*Problem description*: Set down the full listing exactly, character for character.

*Extracted material*:
════

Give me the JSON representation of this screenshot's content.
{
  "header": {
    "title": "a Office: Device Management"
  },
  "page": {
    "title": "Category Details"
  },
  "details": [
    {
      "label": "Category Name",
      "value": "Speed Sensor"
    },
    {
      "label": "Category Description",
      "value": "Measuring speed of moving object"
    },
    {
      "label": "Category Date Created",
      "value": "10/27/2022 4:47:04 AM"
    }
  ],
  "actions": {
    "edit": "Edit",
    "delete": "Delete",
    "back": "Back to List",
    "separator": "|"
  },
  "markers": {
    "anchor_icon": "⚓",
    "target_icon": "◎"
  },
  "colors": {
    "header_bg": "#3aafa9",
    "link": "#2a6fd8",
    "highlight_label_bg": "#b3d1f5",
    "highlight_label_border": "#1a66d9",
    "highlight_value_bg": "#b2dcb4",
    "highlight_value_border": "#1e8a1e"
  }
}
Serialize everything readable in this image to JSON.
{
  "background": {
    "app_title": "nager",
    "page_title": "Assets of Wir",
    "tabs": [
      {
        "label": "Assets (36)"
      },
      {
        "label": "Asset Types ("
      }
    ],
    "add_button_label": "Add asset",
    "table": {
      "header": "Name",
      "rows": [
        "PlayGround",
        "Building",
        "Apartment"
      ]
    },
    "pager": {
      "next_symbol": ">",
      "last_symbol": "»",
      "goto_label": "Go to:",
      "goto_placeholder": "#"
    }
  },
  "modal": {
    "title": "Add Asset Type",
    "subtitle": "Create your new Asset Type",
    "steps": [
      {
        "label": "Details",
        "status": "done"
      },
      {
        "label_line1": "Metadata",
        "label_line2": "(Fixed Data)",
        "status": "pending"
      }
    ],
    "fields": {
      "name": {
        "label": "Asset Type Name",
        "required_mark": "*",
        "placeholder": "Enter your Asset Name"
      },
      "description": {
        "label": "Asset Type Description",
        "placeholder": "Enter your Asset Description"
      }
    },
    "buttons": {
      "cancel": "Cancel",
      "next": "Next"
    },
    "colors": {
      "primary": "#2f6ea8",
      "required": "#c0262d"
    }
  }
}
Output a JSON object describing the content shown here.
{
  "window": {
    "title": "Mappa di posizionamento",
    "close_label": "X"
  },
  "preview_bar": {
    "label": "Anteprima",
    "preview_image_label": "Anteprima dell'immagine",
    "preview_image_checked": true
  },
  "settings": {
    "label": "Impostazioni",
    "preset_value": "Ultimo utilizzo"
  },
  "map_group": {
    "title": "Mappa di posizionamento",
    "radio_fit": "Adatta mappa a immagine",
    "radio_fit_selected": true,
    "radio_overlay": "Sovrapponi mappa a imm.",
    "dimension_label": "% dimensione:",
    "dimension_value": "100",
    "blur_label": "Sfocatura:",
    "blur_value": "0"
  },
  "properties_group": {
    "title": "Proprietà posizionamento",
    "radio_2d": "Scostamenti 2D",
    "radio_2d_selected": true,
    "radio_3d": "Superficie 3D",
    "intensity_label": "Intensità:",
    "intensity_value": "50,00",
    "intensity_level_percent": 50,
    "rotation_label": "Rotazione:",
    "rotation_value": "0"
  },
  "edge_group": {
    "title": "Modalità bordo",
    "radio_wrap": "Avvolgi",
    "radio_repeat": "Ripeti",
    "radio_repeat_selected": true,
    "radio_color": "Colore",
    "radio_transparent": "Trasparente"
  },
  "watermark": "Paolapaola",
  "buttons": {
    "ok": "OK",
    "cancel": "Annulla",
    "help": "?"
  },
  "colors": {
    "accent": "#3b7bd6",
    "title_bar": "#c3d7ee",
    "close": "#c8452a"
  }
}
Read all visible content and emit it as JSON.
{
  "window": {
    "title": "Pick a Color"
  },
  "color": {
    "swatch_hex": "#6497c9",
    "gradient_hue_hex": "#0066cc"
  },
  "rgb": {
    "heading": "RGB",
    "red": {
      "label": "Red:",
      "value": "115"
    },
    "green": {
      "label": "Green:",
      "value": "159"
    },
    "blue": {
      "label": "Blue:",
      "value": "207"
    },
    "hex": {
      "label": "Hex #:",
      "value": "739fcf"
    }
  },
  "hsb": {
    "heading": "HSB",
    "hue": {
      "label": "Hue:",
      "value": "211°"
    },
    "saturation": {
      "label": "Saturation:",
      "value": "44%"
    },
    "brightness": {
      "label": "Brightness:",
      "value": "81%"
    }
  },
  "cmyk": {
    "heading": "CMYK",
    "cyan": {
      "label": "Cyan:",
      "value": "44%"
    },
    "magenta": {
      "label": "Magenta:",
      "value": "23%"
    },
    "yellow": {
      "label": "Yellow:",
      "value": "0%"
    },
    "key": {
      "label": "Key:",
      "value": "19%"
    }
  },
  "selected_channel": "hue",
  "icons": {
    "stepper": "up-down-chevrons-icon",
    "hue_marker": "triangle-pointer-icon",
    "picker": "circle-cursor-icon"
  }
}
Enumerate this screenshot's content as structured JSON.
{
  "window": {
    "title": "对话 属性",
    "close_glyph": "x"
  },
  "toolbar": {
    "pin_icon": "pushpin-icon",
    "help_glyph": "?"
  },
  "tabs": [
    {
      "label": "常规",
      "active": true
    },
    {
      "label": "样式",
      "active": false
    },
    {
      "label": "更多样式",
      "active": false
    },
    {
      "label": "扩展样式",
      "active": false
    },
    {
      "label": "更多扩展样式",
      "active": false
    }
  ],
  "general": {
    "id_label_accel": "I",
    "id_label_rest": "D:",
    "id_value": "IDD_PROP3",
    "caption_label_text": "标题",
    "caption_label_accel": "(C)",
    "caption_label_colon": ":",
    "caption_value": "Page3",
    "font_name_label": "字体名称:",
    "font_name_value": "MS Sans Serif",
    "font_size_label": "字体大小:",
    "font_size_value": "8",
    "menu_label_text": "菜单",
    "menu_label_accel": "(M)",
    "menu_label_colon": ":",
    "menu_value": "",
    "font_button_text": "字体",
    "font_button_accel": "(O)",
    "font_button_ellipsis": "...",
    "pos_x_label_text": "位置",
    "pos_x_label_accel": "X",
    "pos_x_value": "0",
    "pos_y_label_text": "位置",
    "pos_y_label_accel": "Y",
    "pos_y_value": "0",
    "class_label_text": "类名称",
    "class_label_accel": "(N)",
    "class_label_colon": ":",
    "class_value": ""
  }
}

════

*Response to this exercise*:
Give me the JSON representation of this screenshot's content.
{
  "header": {
    "title": "a Office: Device Management"
  },
  "page": {
    "title": "Category Details"
  },
  "details": [
    {
      "label": "Category Name",
      "value": "Speed Sensor"
    },
    {
      "label": "Category Description",
      "value": "Measuring speed of moving object"
    },
    {
      "label": "Category Date Created",
      "value": "10/27/2022 4:47:04 AM"
    }
  ],
  "actions": {
    "edit": "Edit",
    "delete": "Delete",
    "back": "Back to List",
    "separator": "|"
  },
  "markers": {
    "anchor_icon": "⚓",
    "target_icon": "◎"
  },
  "colors": {
    "header_bg": "#3aafa9",
    "link": "#2a6fd8",
    "highlight_label_bg": "#b3d1f5",
    "highlight_label_border": "#1a66d9",
    "highlight_value_bg": "#b2dcb4",
    "highlight_value_border": "#1e8a1e"
  }
}
Serialize everything readable in this image to JSON.
{
  "background": {
    "app_title": "nager",
    "page_title": "Assets of Wir",
    "tabs": [
      {
        "label": "Assets (36)"
      },
      {
        "label": "Asset Types ("
      }
    ],
    "add_button_label": "Add asset",
    "table": {
      "header": "Name",
      "rows": [
        "PlayGround",
        "Building",
        "Apartment"
      ]
    },
    "pager": {
      "next_symbol": ">",
      "last_symbol": "»",
      "goto_label": "Go to:",
      "goto_placeholder": "#"
    }
  },
  "modal": {
    "title": "Add Asset Type",
    "subtitle": "Create your new Asset Type",
    "steps": [
      {
        "label": "Details",
        "status": "done"
      },
      {
        "label_line1": "Metadata",
        "label_line2": "(Fixed Data)",
        "status": "pending"
      }
    ],
    "fields": {
      "name": {
        "label": "Asset Type Name",
        "required_mark": "*",
        "placeholder": "Enter your Asset Name"
      },
      "description": {
        "label": "Asset Type Description",
        "placeholder": "Enter your Asset Description"
      }
    },
    "buttons": {
      "cancel": "Cancel",
      "next": "Next"
    },
    "colors": {
      "primary": "#2f6ea8",
      "required": "#c0262d"
    }
  }
}
Output a JSON object describing the content shown here.
{
  "window": {
    "title": "Mappa di posizionamento",
    "close_label": "X"
  },
  "preview_bar": {
    "label": "Anteprima",
    "preview_image_label": "Anteprima dell'immagine",
    "preview_image_checked": true
  },
  "settings": {
    "label": "Impostazioni",
    "preset_value": "Ultimo utilizzo"
  },
  "map_group": {
    "title": "Mappa di posizionamento",
    "radio_fit": "Adatta mappa a immagine",
    "radio_fit_selected": true,
    "radio_overlay": "Sovrapponi mappa a imm.",
    "dimension_label": "% dimensione:",
    "dimension_value": "100",
    "blur_label": "Sfocatura:",
    "blur_value": "0"
  },
  "properties_group": {
    "title": "Proprietà posizionamento",
    "radio_2d": "Scostamenti 2D",
    "radio_2d_selected": true,
    "radio_3d": "Superficie 3D",
    "intensity_label": "Intensità:",
    "intensity_value": "50,00",
    "intensity_level_percent": 50,
    "rotation_label": "Rotazione:",
    "rotation_value": "0"
  },
  "edge_group": {
    "title": "Modalità bordo",
    "radio_wrap": "Avvolgi",
    "radio_repeat": "Ripeti",
    "radio_repeat_selected": true,
    "radio_color": "Colore",
    "radio_transparent": "Trasparente"
  },
  "watermark": "Paolapaola",
  "buttons": {
    "ok": "OK",
    "cancel": "Annulla",
    "help": "?"
  },
  "colors": {
    "accent": "#3b7bd6",
    "title_bar": "#c3d7ee",
    "close": "#c8452a"
  }
}
Read all visible content and emit it as JSON.
{
  "window": {
    "title": "Pick a Color"
  },
  "color": {
    "swatch_hex": "#6497c9",
    "gradient_hue_hex": "#0066cc"
  },
  "rgb": {
    "heading": "RGB",
    "red": {
      "label": "Red:",
      "value": "115"
    },
    "green": {
      "label": "Green:",
      "value": "159"
    },
    "blue": {
      "label": "Blue:",
      "value": "207"
    },
    "hex": {
      "label": "Hex #:",
      "value": "739fcf"
    }
  },
  "hsb": {
    "heading": "HSB",
    "hue": {
      "label": "Hue:",
      "value": "211°"
    },
    "saturation": {
      "label": "Saturation:",
      "value": "44%"
    },
    "brightness": {
      "label": "Brightness:",
      "value": "81%"
    }
  },
  "cmyk": {
    "heading": "CMYK",
    "cyan": {
      "label": "Cyan:",
      "value": "44%"
    },
    "magenta": {
      "label": "Magenta:",
      "value": "23%"
    },
    "yellow": {
      "label": "Yellow:",
      "value": "0%"
    },
    "key": {
      "label": "Key:",
      "value": "19%"
    }
  },
  "selected_channel": "hue",
  "icons": {
    "stepper": "up-down-chevrons-icon",
    "hue_marker": "triangle-pointer-icon",
    "picker": "circle-cursor-icon"
  }
}
Enumerate this screenshot's content as structured JSON.
{
  "window": {
    "title": "对话 属性",
    "close_glyph": "x"
  },
  "toolbar": {
    "pin_icon": "pushpin-icon",
    "help_glyph": "?"
  },
  "tabs": [
    {
      "label": "常规",
      "active": true
    },
    {
      "label": "样式",
      "active": false
    },
    {
      "label": "更多样式",
      "active": false
    },
    {
      "label": "扩展样式",
      "active": false
    },
    {
      "label": "更多扩展样式",
      "active": false
    }
  ],
  "general": {
    "id_label_accel": "I",
    "id_label_rest": "D:",
    "id_value": "IDD_PROP3",
    "caption_label_text": "标题",
    "caption_label_accel": "(C)",
    "caption_label_colon": ":",
    "caption_value": "Page3",
    "font_name_label": "字体名称:",
    "font_name_value": "MS Sans Serif",
    "font_size_label": "字体大小:",
    "font_size_value": "8",
    "menu_label_text": "菜单",
    "menu_label_accel": "(M)",
    "menu_label_colon": ":",
    "menu_value": "",
    "font_button_text": "字体",
    "font_button_accel": "(O)",
    "font_button_ellipsis": "...",
    "pos_x_label_text": "位置",
    "pos_x_label_accel": "X",
    "pos_x_value": "0",
    "pos_y_label_text": "位置",
    "pos_y_label_accel": "Y",
    "pos_y_value": "0",
    "class_label_text": "类名称",
    "class_label_accel": "(N)",
    "class_label_colon": ":",
    "class_value": ""
  }
}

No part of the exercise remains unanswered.